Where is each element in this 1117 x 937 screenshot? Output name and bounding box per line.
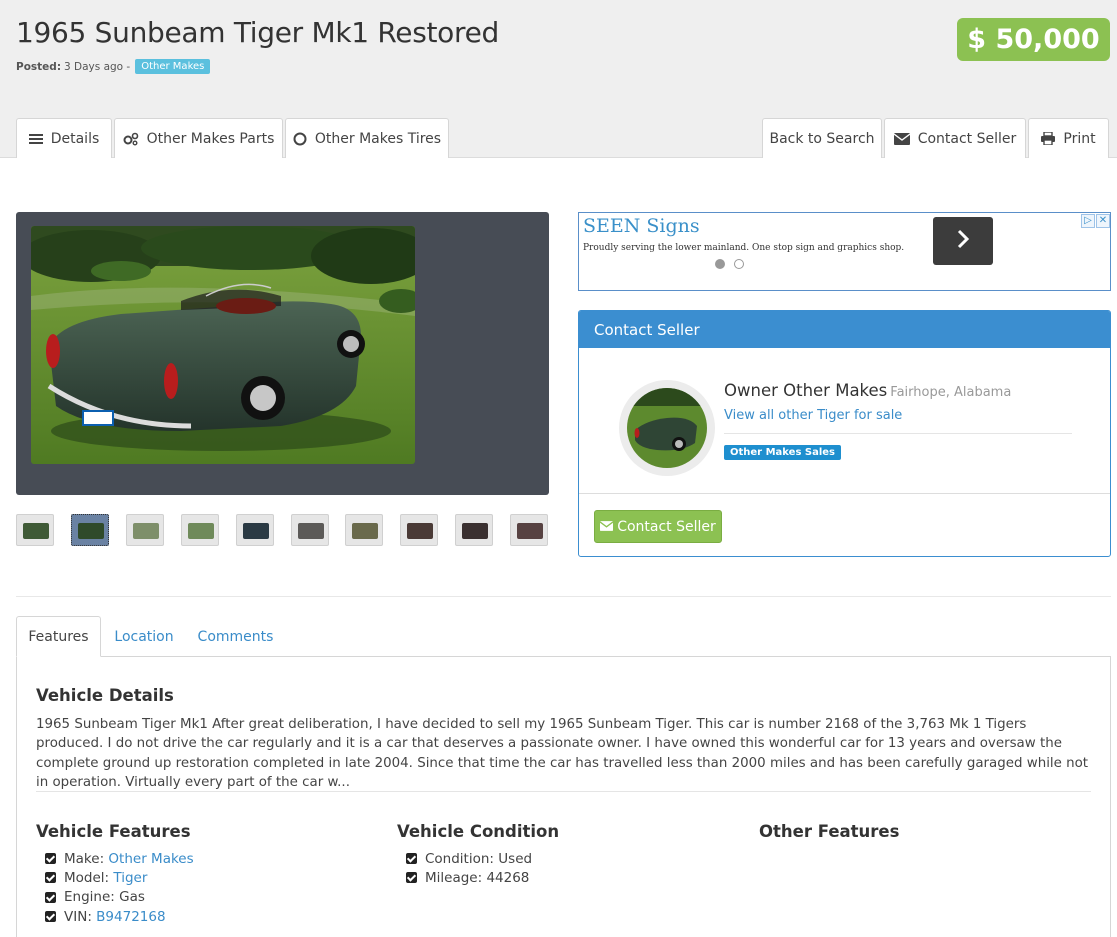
posted-value: 3 Days ago - bbox=[64, 60, 131, 73]
section-divider bbox=[16, 596, 1111, 597]
model-label: Model: bbox=[64, 869, 110, 886]
ad-title[interactable]: SEEN Signs bbox=[583, 215, 700, 237]
checkbox-checked-icon bbox=[45, 853, 56, 865]
checkbox-checked-icon bbox=[45, 891, 56, 903]
vehicle-condition-list: Condition: Used Mileage: 44268 bbox=[406, 849, 532, 888]
print-button[interactable]: Print bbox=[1028, 118, 1109, 158]
thumbnail[interactable] bbox=[345, 514, 383, 546]
thumbnail[interactable] bbox=[510, 514, 548, 546]
vehicle-features-heading: Vehicle Features bbox=[36, 822, 191, 841]
ad-text: Proudly serving the lower mainland. One … bbox=[583, 243, 905, 253]
listing-header: 1965 Sunbeam Tiger Mk1 Restored Posted: … bbox=[0, 0, 1117, 158]
panel-footer-divider bbox=[579, 493, 1110, 494]
tab-location[interactable]: Location bbox=[101, 616, 187, 657]
thumbnail-strip bbox=[16, 514, 549, 548]
contact-seller-button-label: Contact Seller bbox=[617, 518, 716, 535]
category-tag[interactable]: Other Makes bbox=[135, 59, 211, 74]
thumbnail[interactable] bbox=[181, 514, 219, 546]
list-item: Condition: Used bbox=[406, 849, 532, 868]
ad-close-icon[interactable]: ✕ bbox=[1096, 214, 1110, 228]
thumbnail[interactable] bbox=[291, 514, 329, 546]
back-to-search-button[interactable]: Back to Search bbox=[762, 118, 882, 158]
checkbox-checked-icon bbox=[45, 911, 56, 923]
print-icon bbox=[1041, 132, 1056, 145]
tab-details-label: Details bbox=[50, 130, 100, 147]
contact-panel-heading: Contact Seller bbox=[579, 311, 1110, 348]
list-item: Engine: Gas bbox=[45, 888, 194, 907]
gears-icon bbox=[123, 132, 139, 146]
ad-choices-icon[interactable]: ▷ bbox=[1081, 214, 1095, 228]
list-item: Model: Tiger bbox=[45, 868, 194, 887]
ad-dot[interactable] bbox=[734, 259, 744, 269]
condition-value: Used bbox=[498, 850, 533, 867]
thumbnail[interactable] bbox=[455, 514, 493, 546]
vehicle-details-heading: Vehicle Details bbox=[36, 686, 174, 705]
seller-tag[interactable]: Other Makes Sales bbox=[724, 445, 842, 460]
vehicle-condition-heading: Vehicle Condition bbox=[397, 822, 560, 841]
price-badge: $ 50,000 bbox=[957, 18, 1110, 61]
tab-parts[interactable]: Other Makes Parts bbox=[114, 118, 283, 158]
model-link[interactable]: Tiger bbox=[113, 870, 147, 886]
view-all-link[interactable]: View all other Tiger for sale bbox=[724, 408, 902, 423]
checkbox-checked-icon bbox=[406, 872, 417, 884]
make-label: Make: bbox=[64, 850, 105, 867]
condition-label: Condition: bbox=[425, 850, 494, 867]
vin-link[interactable]: B9472168 bbox=[96, 909, 165, 925]
tab-tires[interactable]: Other Makes Tires bbox=[285, 118, 449, 158]
posted-info: Posted: 3 Days ago - Other Makes bbox=[16, 59, 211, 74]
tire-icon bbox=[293, 132, 307, 146]
owner-location: Fairhope, Alabama bbox=[890, 385, 1012, 400]
list-item: Make: Other Makes bbox=[45, 849, 194, 868]
thumbnail[interactable] bbox=[236, 514, 274, 546]
envelope-icon bbox=[893, 132, 910, 145]
ad-dot-active[interactable] bbox=[715, 259, 725, 269]
contact-seller-panel: Contact Seller Owner Other Makes Fairhope… bbox=[578, 310, 1111, 557]
checkbox-checked-icon bbox=[406, 853, 417, 865]
vehicle-description: 1965 Sunbeam Tiger Mk1 After great delib… bbox=[36, 717, 1089, 790]
tab-parts-label: Other Makes Parts bbox=[146, 130, 275, 147]
contact-seller-tab[interactable]: Contact Seller bbox=[884, 118, 1026, 158]
other-features-heading: Other Features bbox=[759, 822, 900, 841]
mileage-value: 44268 bbox=[486, 869, 530, 886]
photo-gallery bbox=[16, 212, 549, 495]
tab-comments[interactable]: Comments bbox=[189, 616, 282, 657]
details-divider bbox=[36, 791, 1091, 792]
vehicle-features-list: Make: Other Makes Model: Tiger Engine: G… bbox=[45, 849, 194, 926]
tab-tires-label: Other Makes Tires bbox=[314, 130, 442, 147]
make-link[interactable]: Other Makes bbox=[108, 851, 193, 867]
list-icon bbox=[28, 133, 43, 145]
list-item: Mileage: 44268 bbox=[406, 868, 532, 887]
tab-features[interactable]: Features bbox=[16, 616, 101, 657]
posted-label: Posted: bbox=[16, 60, 62, 73]
owner-line: Owner Other Makes Fairhope, Alabama bbox=[724, 381, 1011, 400]
engine-value: Gas bbox=[119, 889, 145, 906]
engine-label: Engine: bbox=[64, 889, 115, 906]
thumbnail[interactable] bbox=[16, 514, 54, 546]
chevron-right-icon bbox=[956, 228, 970, 254]
list-item: VIN: B9472168 bbox=[45, 907, 194, 926]
contact-seller-tab-label: Contact Seller bbox=[917, 130, 1017, 147]
contact-seller-button[interactable]: Contact Seller bbox=[594, 510, 722, 543]
seller-avatar bbox=[627, 388, 707, 468]
separator bbox=[724, 433, 1072, 434]
thumbnail-selected[interactable] bbox=[71, 514, 109, 546]
envelope-icon bbox=[599, 519, 614, 535]
ad-banner[interactable]: SEEN Signs Proudly serving the lower mai… bbox=[578, 212, 1111, 291]
checkbox-checked-icon bbox=[45, 872, 56, 884]
thumbnail[interactable] bbox=[400, 514, 438, 546]
listing-title: 1965 Sunbeam Tiger Mk1 Restored bbox=[16, 16, 499, 49]
ad-next-button[interactable] bbox=[933, 217, 993, 265]
print-label: Print bbox=[1063, 130, 1096, 147]
vin-label: VIN: bbox=[64, 908, 92, 925]
back-to-search-label: Back to Search bbox=[769, 130, 875, 147]
owner-name: Owner Other Makes bbox=[724, 381, 888, 400]
thumbnail[interactable] bbox=[126, 514, 164, 546]
tab-details[interactable]: Details bbox=[16, 118, 112, 158]
main-photo[interactable] bbox=[31, 226, 415, 464]
mileage-label: Mileage: bbox=[425, 869, 483, 886]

━━━━━━━━━━

Stated goal: Copy the items from the line with "posted-value: 3 Days" to the line with "print-button[interactable]: Print bbox=[1028, 118, 1109, 158]", including both of those lines, reproducing each one character for character.

Expected answer:
posted-value: 3 Days ago - bbox=[64, 60, 131, 73]
section-divider bbox=[16, 596, 1111, 597]
model-label: Model: bbox=[64, 869, 110, 886]
ad-title[interactable]: SEEN Signs bbox=[583, 215, 700, 237]
checkbox-checked-icon bbox=[45, 853, 56, 865]
checkbox-checked-icon bbox=[45, 891, 56, 903]
vehicle-condition-list: Condition: Used Mileage: 44268 bbox=[406, 849, 532, 888]
print-button[interactable]: Print bbox=[1028, 118, 1109, 158]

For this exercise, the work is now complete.